**Goal**
Show all lines of the listing that hold the word "minute".

**Record list**
+--

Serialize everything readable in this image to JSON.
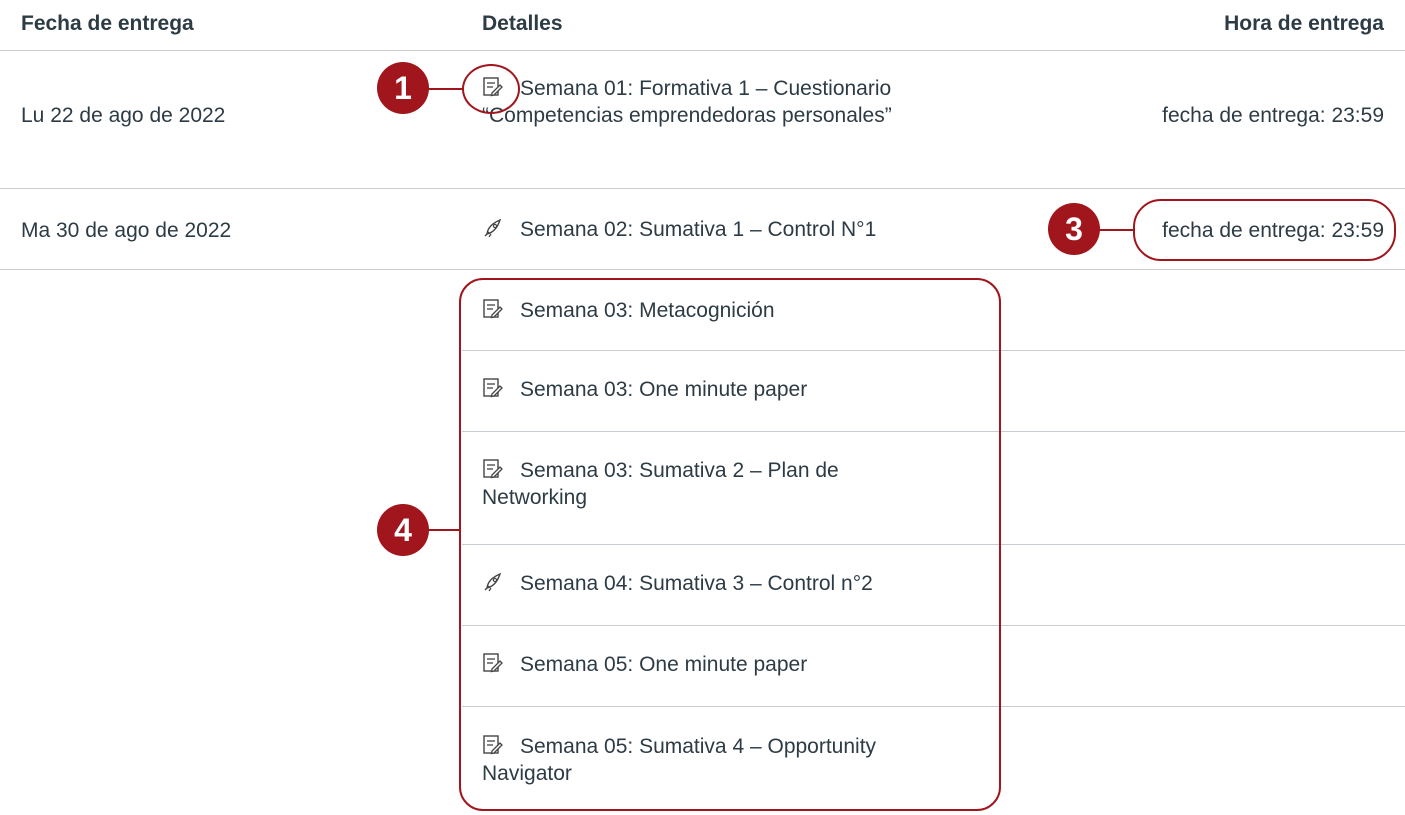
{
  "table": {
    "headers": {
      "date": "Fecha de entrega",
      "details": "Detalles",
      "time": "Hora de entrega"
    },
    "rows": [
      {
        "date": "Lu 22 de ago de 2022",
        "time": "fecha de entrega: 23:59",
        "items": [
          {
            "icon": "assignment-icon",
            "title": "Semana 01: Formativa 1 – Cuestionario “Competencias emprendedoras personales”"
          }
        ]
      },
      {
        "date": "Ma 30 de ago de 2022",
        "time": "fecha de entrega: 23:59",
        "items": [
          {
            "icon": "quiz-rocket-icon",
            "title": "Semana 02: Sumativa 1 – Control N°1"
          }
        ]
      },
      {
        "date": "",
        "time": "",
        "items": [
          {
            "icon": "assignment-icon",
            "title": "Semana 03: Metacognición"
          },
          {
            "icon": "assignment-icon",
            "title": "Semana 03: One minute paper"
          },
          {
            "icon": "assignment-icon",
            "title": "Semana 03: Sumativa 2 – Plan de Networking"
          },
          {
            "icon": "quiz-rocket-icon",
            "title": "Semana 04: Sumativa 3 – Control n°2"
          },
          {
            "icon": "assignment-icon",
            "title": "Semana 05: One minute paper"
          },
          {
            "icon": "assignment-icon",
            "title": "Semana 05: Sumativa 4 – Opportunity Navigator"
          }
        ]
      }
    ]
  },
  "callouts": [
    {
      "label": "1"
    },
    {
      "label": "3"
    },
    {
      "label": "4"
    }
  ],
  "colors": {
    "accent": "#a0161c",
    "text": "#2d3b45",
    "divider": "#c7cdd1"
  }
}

+--

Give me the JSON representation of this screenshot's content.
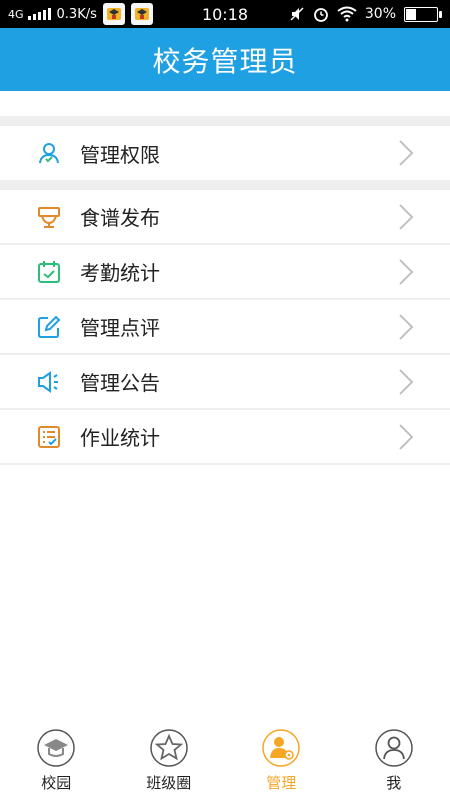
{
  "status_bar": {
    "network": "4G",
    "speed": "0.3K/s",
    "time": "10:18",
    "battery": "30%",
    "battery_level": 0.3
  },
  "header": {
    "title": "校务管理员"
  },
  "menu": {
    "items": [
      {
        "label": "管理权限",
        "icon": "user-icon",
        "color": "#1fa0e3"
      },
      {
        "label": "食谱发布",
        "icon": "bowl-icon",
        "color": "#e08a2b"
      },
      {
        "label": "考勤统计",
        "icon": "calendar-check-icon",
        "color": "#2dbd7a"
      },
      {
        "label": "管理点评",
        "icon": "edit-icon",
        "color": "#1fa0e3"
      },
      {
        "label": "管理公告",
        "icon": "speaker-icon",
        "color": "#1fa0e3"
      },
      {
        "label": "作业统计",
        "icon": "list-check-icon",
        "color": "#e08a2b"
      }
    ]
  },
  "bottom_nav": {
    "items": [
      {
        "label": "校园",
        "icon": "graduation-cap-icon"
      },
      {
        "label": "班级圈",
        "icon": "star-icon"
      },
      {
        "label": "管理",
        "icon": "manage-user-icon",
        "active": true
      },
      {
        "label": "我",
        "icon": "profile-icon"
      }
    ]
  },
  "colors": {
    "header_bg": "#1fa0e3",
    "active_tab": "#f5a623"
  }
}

+--

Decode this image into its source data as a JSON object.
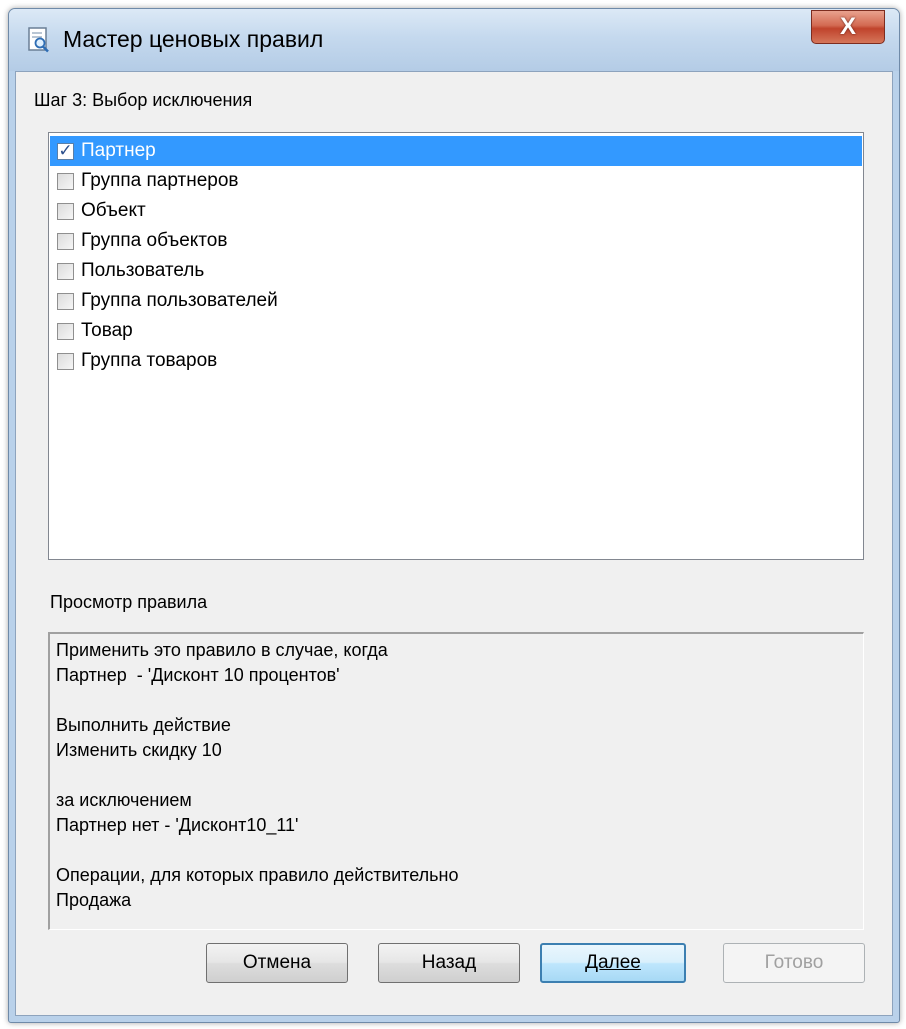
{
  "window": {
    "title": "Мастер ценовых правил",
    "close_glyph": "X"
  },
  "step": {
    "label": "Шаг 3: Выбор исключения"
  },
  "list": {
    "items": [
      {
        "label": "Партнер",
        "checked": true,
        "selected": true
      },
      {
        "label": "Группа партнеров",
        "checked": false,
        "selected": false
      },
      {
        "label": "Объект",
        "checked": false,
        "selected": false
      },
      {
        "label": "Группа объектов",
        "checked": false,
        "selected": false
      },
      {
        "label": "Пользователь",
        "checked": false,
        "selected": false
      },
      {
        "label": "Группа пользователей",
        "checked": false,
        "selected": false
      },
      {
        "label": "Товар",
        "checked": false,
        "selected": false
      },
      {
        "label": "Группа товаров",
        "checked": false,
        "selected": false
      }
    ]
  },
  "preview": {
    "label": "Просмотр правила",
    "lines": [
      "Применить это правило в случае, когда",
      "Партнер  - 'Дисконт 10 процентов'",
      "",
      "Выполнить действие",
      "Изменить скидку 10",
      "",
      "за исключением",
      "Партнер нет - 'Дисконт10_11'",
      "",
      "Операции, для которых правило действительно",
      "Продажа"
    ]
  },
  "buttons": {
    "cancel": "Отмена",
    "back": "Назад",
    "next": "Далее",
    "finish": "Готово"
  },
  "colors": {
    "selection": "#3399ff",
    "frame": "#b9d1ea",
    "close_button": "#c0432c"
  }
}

+--

**Finished exercise**
            "title": "Semana 03: One minute paper"
            "title": "Semana 05: One minute paper"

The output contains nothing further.